(Items from a data source)

⟨

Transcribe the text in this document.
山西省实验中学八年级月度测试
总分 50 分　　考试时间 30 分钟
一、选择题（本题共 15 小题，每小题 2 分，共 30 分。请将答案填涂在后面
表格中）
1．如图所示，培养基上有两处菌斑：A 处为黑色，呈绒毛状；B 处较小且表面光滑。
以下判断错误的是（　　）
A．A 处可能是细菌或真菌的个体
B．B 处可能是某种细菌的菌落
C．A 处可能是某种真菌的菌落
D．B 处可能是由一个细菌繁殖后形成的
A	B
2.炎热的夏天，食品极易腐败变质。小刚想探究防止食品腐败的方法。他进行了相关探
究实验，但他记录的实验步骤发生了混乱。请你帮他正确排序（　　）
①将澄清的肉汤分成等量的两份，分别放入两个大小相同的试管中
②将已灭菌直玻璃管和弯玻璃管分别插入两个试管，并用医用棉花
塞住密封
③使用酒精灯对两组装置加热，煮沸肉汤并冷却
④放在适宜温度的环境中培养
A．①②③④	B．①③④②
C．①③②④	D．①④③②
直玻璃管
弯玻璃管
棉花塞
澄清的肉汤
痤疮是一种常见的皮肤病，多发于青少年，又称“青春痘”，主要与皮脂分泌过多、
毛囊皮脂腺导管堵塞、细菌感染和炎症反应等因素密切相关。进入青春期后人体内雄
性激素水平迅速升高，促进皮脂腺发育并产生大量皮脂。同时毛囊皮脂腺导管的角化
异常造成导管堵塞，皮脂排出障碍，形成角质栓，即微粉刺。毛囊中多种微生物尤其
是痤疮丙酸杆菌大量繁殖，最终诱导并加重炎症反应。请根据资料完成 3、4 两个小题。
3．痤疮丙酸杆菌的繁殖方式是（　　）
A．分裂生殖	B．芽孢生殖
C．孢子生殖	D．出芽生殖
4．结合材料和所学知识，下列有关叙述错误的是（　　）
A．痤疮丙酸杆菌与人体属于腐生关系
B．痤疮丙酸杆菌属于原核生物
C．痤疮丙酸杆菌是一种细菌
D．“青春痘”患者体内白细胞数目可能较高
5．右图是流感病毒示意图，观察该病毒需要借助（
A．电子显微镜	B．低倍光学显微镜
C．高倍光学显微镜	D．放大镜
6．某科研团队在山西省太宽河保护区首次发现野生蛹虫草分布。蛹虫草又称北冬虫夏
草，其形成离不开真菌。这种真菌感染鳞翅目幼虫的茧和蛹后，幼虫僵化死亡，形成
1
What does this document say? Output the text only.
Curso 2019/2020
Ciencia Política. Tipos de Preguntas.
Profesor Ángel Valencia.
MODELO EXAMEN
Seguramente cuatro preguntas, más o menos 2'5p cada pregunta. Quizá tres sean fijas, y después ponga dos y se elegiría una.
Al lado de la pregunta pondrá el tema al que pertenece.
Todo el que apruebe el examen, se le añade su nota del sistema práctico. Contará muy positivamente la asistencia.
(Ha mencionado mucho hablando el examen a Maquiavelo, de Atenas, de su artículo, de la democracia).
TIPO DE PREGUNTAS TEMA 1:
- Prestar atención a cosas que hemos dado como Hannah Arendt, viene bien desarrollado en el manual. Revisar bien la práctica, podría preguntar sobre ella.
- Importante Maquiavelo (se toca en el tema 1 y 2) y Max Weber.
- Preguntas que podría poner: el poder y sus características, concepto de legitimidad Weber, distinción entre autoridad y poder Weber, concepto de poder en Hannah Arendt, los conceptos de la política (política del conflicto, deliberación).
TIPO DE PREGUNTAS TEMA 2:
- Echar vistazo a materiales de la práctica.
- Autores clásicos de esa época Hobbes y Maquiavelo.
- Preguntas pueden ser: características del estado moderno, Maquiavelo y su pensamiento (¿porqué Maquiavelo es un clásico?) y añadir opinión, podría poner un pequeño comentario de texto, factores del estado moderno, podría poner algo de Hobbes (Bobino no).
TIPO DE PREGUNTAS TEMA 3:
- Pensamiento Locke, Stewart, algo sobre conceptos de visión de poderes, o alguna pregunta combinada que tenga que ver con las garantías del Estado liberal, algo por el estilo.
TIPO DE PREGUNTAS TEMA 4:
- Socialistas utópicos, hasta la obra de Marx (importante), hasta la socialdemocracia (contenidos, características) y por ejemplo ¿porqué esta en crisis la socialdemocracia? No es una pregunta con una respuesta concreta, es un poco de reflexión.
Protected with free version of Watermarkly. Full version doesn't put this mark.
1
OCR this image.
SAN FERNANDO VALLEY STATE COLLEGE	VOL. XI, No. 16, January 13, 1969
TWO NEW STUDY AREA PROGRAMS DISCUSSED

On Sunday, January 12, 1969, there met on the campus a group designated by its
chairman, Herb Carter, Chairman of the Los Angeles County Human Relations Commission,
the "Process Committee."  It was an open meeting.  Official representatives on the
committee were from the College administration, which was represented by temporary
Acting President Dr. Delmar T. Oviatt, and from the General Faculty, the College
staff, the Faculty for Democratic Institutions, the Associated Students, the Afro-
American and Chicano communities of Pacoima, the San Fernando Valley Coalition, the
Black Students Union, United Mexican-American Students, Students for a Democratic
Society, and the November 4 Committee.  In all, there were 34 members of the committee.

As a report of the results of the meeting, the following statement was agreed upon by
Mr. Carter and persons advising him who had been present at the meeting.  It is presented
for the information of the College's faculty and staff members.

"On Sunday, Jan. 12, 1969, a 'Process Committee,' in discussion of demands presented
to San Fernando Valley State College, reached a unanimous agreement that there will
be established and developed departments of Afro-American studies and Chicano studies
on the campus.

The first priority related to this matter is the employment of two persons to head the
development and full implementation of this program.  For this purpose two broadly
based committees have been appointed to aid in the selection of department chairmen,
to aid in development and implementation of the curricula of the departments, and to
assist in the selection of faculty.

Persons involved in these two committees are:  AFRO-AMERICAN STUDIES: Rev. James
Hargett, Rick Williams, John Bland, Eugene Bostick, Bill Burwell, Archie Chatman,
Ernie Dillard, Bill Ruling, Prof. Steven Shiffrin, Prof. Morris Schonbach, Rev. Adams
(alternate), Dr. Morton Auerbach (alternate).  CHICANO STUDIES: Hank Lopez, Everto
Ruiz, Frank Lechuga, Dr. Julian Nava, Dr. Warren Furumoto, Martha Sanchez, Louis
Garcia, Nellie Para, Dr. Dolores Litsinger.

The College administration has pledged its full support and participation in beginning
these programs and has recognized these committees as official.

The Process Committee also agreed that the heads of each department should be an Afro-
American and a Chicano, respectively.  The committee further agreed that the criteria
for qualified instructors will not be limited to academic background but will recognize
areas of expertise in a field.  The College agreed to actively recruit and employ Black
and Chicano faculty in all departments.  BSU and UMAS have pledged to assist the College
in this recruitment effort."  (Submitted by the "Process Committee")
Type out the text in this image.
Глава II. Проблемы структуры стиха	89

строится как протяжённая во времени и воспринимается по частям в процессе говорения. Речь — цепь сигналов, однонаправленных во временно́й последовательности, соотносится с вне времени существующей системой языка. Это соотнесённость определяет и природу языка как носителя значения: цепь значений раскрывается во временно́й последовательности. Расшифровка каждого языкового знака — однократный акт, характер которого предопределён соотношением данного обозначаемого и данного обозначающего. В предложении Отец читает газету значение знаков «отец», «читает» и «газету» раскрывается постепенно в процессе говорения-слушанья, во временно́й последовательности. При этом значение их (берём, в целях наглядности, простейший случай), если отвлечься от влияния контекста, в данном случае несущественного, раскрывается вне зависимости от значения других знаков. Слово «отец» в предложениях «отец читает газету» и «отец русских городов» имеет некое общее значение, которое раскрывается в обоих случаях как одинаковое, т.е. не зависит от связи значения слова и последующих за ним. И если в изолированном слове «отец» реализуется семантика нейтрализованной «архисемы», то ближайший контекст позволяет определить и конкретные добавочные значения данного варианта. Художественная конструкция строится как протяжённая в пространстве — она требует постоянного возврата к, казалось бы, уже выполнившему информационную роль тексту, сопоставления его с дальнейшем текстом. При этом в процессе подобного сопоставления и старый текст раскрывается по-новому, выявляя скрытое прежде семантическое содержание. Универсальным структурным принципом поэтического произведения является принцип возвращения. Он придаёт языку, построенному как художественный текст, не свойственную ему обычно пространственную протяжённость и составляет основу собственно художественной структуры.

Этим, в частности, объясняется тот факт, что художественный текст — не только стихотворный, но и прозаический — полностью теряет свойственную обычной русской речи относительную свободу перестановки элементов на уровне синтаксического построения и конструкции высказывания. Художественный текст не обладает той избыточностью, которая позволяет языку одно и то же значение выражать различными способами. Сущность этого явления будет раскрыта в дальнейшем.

⟩

Copy out each line in the listing that has the word "Hobbes".

- Autores clásicos de esa época Hobbes y Maquiavelo.
- Preguntas pueden ser: características del estado moderno, Maquiavelo y su pensamiento (¿porqué Maquiavelo es un clásico?) y añadir opinión, podría poner un pequeño comentario de texto, factores del estado moderno, podría poner algo de Hobbes (Bobino no).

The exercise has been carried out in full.